### Exercise:
Reproduce verbatim the portion of the items that begins with their first line and ends with the line containing "x-tick-label: 2024/06 <box>587", including both of those lines.

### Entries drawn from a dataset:
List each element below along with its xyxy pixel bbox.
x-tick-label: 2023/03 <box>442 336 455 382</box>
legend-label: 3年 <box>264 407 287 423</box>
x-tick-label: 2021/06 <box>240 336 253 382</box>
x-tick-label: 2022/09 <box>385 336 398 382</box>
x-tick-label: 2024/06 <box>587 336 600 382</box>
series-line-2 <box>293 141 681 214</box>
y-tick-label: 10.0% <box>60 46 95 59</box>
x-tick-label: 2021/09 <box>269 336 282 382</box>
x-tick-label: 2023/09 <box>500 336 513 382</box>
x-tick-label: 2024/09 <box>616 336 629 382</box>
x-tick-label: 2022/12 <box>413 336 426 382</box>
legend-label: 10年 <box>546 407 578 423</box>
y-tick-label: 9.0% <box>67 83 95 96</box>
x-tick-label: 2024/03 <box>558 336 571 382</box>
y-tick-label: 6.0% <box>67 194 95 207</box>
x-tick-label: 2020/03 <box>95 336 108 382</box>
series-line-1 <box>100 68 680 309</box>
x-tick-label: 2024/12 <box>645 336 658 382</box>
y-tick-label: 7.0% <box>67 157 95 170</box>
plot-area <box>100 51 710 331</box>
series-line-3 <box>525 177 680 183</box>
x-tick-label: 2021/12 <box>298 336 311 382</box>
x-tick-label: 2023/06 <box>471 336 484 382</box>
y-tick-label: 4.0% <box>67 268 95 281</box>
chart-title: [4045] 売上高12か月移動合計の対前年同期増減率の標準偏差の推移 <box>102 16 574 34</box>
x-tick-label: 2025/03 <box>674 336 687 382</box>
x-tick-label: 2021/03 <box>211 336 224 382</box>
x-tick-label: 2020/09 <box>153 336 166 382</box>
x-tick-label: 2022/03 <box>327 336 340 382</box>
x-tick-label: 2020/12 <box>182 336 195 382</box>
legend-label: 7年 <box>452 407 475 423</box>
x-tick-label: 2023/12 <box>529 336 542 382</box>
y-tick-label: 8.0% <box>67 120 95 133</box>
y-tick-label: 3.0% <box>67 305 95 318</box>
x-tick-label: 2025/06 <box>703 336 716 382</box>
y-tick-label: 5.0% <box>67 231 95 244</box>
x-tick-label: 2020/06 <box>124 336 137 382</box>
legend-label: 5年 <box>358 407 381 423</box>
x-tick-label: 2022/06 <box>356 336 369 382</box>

### Finished exercise:
List each element below along with its xyxy pixel bbox.
x-tick-label: 2023/03 <box>442 336 455 382</box>
legend-label: 3年 <box>264 407 287 423</box>
x-tick-label: 2021/06 <box>240 336 253 382</box>
x-tick-label: 2022/09 <box>385 336 398 382</box>
x-tick-label: 2024/06 <box>587 336 600 382</box>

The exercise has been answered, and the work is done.